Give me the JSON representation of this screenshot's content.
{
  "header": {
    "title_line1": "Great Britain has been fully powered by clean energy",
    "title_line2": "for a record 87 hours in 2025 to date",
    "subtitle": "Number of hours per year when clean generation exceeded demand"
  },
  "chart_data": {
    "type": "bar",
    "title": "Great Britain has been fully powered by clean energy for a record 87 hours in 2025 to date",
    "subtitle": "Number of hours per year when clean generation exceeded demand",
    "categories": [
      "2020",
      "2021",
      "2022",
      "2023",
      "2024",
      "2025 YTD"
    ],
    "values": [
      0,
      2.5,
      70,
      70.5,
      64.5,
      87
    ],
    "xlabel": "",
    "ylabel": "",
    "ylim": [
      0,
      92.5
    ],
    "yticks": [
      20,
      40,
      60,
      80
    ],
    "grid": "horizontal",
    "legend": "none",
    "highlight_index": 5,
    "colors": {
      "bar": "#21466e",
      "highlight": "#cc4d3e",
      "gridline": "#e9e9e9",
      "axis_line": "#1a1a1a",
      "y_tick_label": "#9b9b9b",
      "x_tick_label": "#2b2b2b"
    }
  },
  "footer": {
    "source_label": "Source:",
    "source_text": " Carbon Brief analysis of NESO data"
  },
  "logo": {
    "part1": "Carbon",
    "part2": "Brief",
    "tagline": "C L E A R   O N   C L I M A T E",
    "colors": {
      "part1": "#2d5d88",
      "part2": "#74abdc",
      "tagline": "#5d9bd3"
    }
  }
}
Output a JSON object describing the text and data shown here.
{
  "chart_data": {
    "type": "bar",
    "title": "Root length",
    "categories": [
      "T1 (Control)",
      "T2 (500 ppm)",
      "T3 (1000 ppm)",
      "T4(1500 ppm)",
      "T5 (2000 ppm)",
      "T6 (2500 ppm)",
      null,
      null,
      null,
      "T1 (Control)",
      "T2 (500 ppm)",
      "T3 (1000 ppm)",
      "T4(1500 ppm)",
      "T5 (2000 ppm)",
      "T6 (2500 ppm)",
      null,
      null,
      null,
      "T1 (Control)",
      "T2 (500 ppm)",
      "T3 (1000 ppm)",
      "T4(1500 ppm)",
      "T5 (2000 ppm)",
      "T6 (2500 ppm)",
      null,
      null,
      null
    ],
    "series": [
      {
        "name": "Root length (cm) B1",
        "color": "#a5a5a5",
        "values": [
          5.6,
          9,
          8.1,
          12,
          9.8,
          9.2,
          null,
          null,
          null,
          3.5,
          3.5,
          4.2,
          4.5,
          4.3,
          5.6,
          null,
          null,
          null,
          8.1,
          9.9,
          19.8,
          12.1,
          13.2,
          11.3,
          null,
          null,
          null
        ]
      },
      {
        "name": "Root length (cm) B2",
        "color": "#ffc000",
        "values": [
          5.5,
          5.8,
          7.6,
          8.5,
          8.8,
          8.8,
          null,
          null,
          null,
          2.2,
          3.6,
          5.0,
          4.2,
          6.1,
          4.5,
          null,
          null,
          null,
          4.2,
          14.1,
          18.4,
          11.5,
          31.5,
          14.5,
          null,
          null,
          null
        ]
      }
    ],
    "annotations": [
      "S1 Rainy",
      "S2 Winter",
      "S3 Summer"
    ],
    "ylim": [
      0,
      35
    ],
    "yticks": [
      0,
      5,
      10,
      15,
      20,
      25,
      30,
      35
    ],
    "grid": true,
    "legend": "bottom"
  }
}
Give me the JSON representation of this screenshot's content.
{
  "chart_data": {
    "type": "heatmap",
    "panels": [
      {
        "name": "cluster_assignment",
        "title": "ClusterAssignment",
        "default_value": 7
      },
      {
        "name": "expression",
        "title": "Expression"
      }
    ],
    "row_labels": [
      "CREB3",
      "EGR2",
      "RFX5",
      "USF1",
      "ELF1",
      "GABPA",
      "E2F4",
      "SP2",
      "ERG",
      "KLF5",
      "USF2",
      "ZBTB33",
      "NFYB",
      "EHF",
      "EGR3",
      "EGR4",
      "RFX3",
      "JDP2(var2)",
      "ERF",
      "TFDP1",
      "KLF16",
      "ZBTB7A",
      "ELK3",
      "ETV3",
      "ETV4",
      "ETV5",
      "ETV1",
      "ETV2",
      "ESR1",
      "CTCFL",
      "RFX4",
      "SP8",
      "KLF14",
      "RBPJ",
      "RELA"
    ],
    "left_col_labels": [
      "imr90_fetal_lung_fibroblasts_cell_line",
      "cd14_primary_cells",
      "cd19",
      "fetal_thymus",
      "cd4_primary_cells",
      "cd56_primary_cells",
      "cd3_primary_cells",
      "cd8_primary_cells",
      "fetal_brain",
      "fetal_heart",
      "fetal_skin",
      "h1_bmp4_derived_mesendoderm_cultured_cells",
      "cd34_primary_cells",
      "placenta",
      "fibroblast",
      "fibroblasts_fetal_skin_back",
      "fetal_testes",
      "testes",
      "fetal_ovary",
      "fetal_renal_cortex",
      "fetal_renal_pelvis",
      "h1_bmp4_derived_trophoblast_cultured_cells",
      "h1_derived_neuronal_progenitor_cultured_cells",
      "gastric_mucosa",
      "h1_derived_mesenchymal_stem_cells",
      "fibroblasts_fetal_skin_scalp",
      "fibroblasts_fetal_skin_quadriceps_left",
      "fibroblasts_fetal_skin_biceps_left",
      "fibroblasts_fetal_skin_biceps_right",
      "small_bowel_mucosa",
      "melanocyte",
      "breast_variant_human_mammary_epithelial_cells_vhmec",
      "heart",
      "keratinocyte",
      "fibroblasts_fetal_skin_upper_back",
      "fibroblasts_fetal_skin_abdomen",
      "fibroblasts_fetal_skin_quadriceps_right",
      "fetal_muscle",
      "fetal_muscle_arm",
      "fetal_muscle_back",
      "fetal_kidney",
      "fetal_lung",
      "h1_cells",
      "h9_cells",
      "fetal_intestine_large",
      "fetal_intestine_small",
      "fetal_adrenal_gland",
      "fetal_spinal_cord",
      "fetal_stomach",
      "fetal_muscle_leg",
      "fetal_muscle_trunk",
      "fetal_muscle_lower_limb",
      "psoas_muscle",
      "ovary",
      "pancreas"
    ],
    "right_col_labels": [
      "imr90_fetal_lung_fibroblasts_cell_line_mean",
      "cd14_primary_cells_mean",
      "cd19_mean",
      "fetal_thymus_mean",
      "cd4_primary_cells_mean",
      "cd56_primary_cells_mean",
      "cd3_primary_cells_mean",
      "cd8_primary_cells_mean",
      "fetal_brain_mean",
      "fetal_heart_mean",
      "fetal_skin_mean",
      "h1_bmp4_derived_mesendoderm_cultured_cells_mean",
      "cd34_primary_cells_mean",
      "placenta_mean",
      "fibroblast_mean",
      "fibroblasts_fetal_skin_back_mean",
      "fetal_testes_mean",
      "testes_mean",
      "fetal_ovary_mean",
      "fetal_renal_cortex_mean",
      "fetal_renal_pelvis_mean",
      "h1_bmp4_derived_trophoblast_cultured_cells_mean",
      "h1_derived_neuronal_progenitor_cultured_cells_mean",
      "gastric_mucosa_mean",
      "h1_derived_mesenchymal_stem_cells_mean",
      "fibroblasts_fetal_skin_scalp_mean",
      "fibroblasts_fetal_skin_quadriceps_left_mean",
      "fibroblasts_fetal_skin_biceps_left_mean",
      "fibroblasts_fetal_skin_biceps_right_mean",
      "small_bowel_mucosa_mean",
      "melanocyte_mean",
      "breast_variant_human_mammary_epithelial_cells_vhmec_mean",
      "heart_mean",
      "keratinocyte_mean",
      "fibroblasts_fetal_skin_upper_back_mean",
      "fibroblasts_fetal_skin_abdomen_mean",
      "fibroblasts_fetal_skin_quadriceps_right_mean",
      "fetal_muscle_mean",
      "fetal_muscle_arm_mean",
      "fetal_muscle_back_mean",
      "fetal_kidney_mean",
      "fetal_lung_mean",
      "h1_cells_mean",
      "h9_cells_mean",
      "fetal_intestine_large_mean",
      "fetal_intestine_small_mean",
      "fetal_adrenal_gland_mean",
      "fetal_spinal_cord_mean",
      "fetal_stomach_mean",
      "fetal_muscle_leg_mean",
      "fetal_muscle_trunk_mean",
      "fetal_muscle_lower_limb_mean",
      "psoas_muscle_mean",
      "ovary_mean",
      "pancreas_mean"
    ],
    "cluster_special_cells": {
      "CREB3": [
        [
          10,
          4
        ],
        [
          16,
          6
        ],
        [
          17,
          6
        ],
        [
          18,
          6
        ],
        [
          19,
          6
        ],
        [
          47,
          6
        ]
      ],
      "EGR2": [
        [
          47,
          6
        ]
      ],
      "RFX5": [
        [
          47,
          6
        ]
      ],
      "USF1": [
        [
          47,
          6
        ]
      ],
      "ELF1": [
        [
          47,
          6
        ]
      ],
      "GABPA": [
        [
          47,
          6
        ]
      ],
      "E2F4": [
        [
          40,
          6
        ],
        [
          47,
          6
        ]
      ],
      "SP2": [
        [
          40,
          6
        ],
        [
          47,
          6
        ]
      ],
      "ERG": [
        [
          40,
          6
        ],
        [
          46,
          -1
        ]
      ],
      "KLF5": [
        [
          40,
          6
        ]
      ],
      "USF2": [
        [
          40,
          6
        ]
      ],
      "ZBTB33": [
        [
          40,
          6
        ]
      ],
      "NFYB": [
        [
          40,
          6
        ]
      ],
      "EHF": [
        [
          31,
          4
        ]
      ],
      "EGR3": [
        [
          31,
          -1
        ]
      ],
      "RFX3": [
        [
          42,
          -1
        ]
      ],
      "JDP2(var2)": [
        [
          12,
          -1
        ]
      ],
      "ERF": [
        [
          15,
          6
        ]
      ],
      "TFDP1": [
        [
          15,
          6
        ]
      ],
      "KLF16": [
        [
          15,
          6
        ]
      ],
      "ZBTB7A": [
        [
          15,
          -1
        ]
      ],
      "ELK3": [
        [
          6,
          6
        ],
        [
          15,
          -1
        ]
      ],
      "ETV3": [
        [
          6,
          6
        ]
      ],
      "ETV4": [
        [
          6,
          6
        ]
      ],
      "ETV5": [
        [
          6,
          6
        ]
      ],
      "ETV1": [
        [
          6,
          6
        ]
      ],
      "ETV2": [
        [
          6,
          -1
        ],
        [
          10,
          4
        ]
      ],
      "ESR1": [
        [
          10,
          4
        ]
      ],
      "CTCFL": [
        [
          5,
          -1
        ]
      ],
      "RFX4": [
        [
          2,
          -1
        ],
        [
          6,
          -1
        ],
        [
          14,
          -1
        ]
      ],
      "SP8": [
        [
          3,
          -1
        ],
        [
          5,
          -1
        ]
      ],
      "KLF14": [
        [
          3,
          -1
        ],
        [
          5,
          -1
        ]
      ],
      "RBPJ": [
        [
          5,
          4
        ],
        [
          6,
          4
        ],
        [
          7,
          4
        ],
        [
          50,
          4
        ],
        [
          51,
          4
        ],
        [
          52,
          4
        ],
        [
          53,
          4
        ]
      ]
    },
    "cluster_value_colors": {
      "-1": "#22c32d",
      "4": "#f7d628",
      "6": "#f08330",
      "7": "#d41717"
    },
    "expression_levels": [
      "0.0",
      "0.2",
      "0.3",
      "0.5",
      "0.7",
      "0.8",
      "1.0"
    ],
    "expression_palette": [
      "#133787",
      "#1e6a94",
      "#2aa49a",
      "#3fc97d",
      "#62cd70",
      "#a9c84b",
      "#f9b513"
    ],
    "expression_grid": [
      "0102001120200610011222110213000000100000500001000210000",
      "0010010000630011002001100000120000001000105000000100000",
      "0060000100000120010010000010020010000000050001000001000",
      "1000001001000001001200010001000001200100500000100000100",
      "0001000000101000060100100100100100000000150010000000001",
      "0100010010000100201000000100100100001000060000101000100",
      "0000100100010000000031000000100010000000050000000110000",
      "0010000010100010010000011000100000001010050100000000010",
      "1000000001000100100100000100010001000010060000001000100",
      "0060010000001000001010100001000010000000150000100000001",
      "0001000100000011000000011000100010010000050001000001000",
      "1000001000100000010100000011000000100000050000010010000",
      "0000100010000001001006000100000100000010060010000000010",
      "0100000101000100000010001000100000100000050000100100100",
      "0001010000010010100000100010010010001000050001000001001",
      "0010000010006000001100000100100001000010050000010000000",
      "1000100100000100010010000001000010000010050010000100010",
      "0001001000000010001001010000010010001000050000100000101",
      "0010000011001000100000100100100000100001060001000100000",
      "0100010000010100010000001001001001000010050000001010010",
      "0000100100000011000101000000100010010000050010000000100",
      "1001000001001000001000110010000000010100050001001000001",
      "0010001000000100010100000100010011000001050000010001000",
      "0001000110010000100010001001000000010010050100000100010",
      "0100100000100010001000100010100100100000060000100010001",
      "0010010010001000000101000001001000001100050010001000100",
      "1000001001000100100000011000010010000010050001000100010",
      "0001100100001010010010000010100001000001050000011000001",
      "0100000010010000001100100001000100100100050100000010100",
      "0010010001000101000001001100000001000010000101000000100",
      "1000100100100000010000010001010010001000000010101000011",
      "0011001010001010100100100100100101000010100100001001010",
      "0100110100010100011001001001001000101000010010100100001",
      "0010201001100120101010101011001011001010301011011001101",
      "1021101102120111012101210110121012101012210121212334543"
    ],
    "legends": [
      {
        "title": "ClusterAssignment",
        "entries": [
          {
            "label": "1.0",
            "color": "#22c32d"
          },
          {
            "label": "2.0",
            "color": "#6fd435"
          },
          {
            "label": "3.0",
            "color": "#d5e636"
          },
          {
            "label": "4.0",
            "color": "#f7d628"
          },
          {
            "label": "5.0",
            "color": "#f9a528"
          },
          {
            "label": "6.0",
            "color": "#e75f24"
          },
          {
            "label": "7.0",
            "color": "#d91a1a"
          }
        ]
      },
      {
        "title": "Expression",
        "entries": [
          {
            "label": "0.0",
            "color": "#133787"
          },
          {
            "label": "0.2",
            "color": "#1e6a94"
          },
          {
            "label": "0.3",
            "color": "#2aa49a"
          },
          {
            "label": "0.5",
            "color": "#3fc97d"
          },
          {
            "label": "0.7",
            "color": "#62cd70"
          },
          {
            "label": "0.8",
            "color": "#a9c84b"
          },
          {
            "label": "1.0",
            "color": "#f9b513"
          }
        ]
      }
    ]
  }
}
§ §
From the data above, show each line that contains "exceeded".

SOLUTION BELOW
    "subtitle": "Number of hours per year when clean generation exceeded demand"
    "subtitle": "Number of hours per year when clean generation exceeded demand",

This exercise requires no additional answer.